• YOUR OBJECTIVE
Scan the data below. Pull out each line where "name" occurs.

• GIVEN RECORDS
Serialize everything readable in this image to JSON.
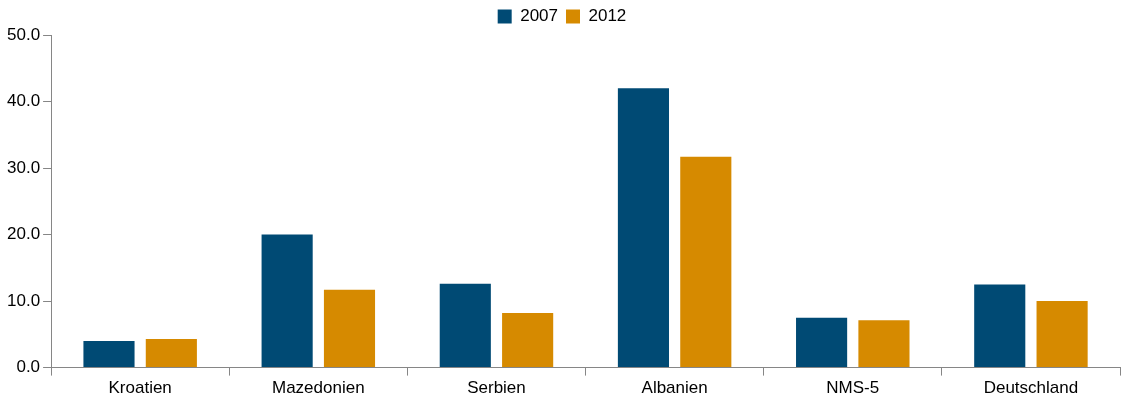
{
  "chart_data": {
    "type": "bar",
    "categories": [
      "Kroatien",
      "Mazedonien",
      "Serbien",
      "Albanien",
      "NMS-5",
      "Deutschland"
    ],
    "series": [
      {
        "name": "2007",
        "color": "#004a74",
        "values": [
          4.0,
          20.0,
          12.6,
          42.0,
          7.5,
          12.5
        ]
      },
      {
        "name": "2012",
        "color": "#d68a00",
        "values": [
          4.3,
          11.7,
          8.2,
          31.7,
          7.1,
          10.0
        ]
      }
    ],
    "ylim": [
      0,
      50
    ],
    "yticks": [
      {
        "value": 0,
        "label": "0.0"
      },
      {
        "value": 10,
        "label": "10.0"
      },
      {
        "value": 20,
        "label": "20.0"
      },
      {
        "value": 30,
        "label": "30.0"
      },
      {
        "value": 40,
        "label": "40.0"
      },
      {
        "value": 50,
        "label": "50.0"
      }
    ],
    "grid": false,
    "legend": "top"
  }
}
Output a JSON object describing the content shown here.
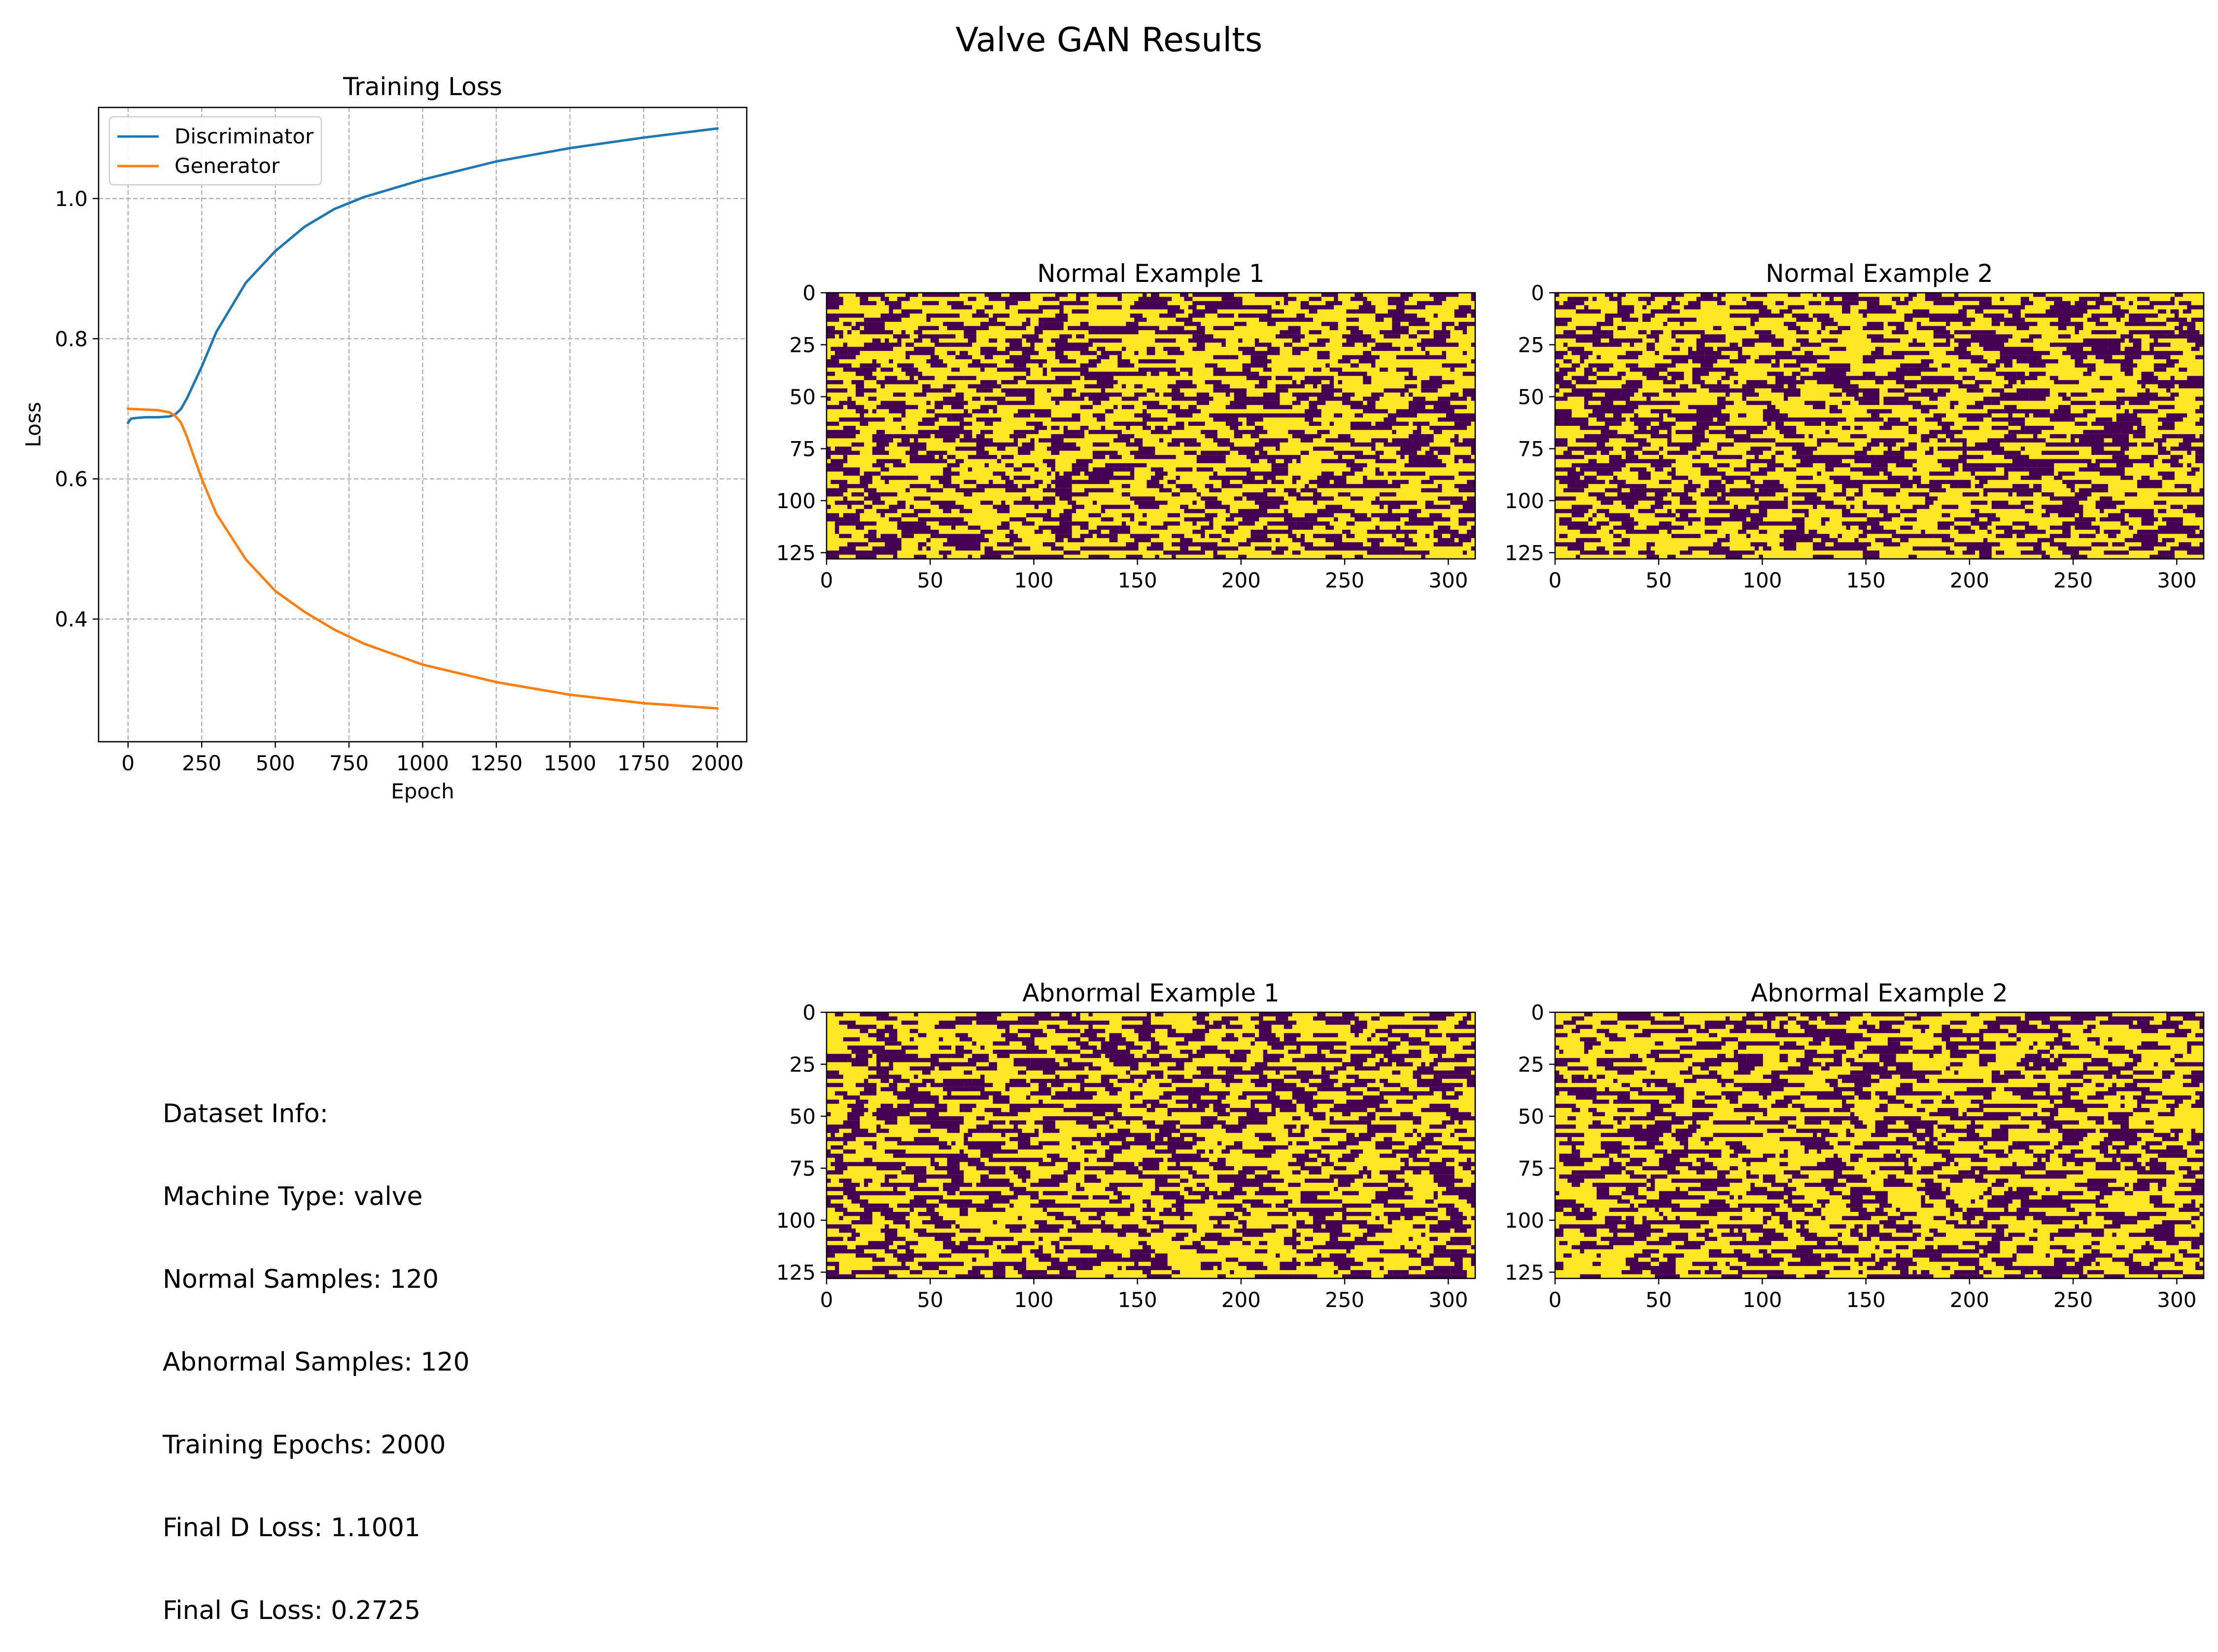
{
  "figure": {
    "title": "Valve GAN Results"
  },
  "chart_data": [
    {
      "type": "line",
      "title": "Training Loss",
      "xlabel": "Epoch",
      "ylabel": "Loss",
      "xlim": [
        -100,
        2100
      ],
      "ylim": [
        0.225,
        1.13
      ],
      "x_ticks": [
        0,
        250,
        500,
        750,
        1000,
        1250,
        1500,
        1750,
        2000
      ],
      "y_ticks": [
        0.4,
        0.6,
        0.8,
        1.0
      ],
      "y_tick_labels": [
        "0.4",
        "0.6",
        "0.8",
        "1.0"
      ],
      "grid": true,
      "legend_position": "top-left",
      "series": [
        {
          "name": "Discriminator",
          "color": "#1f77b4",
          "x": [
            0,
            10,
            30,
            60,
            100,
            140,
            160,
            180,
            200,
            250,
            300,
            400,
            500,
            600,
            700,
            800,
            1000,
            1250,
            1500,
            1750,
            2000
          ],
          "y": [
            0.68,
            0.686,
            0.687,
            0.688,
            0.688,
            0.689,
            0.692,
            0.7,
            0.715,
            0.76,
            0.81,
            0.88,
            0.925,
            0.96,
            0.985,
            1.002,
            1.027,
            1.053,
            1.072,
            1.087,
            1.1
          ]
        },
        {
          "name": "Generator",
          "color": "#ff7f0e",
          "x": [
            0,
            50,
            100,
            140,
            160,
            180,
            200,
            250,
            300,
            400,
            500,
            600,
            700,
            800,
            1000,
            1250,
            1500,
            1750,
            2000
          ],
          "y": [
            0.7,
            0.699,
            0.698,
            0.695,
            0.69,
            0.68,
            0.66,
            0.6,
            0.55,
            0.485,
            0.44,
            0.41,
            0.385,
            0.365,
            0.335,
            0.31,
            0.292,
            0.28,
            0.2725
          ]
        }
      ]
    },
    {
      "type": "heatmap",
      "title": "Normal Example 1",
      "xlim": [
        0,
        313
      ],
      "ylim": [
        128,
        0
      ],
      "x_ticks": [
        0,
        50,
        100,
        150,
        200,
        250,
        300
      ],
      "y_ticks": [
        0,
        25,
        50,
        75,
        100,
        125
      ],
      "colormap": [
        "#440154",
        "#fde725"
      ]
    },
    {
      "type": "heatmap",
      "title": "Normal Example 2",
      "xlim": [
        0,
        313
      ],
      "ylim": [
        128,
        0
      ],
      "x_ticks": [
        0,
        50,
        100,
        150,
        200,
        250,
        300
      ],
      "y_ticks": [
        0,
        25,
        50,
        75,
        100,
        125
      ],
      "colormap": [
        "#440154",
        "#fde725"
      ]
    },
    {
      "type": "heatmap",
      "title": "Abnormal Example 1",
      "xlim": [
        0,
        313
      ],
      "ylim": [
        128,
        0
      ],
      "x_ticks": [
        0,
        50,
        100,
        150,
        200,
        250,
        300
      ],
      "y_ticks": [
        0,
        25,
        50,
        75,
        100,
        125
      ],
      "colormap": [
        "#440154",
        "#fde725"
      ]
    },
    {
      "type": "heatmap",
      "title": "Abnormal Example 2",
      "xlim": [
        0,
        313
      ],
      "ylim": [
        128,
        0
      ],
      "x_ticks": [
        0,
        50,
        100,
        150,
        200,
        250,
        300
      ],
      "y_ticks": [
        0,
        25,
        50,
        75,
        100,
        125
      ],
      "colormap": [
        "#440154",
        "#fde725"
      ]
    }
  ],
  "info": {
    "lines": [
      "Dataset Info:",
      "Machine Type: valve",
      "Normal Samples: 120",
      "Abnormal Samples: 120",
      "Training Epochs: 2000",
      "Final D Loss: 1.1001",
      "Final G Loss: 0.2725"
    ]
  }
}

• EXERCISE ANSWER
        "name": "2007",
        "name": "2012",
          "name": "Discriminator",
          "name": "Generator",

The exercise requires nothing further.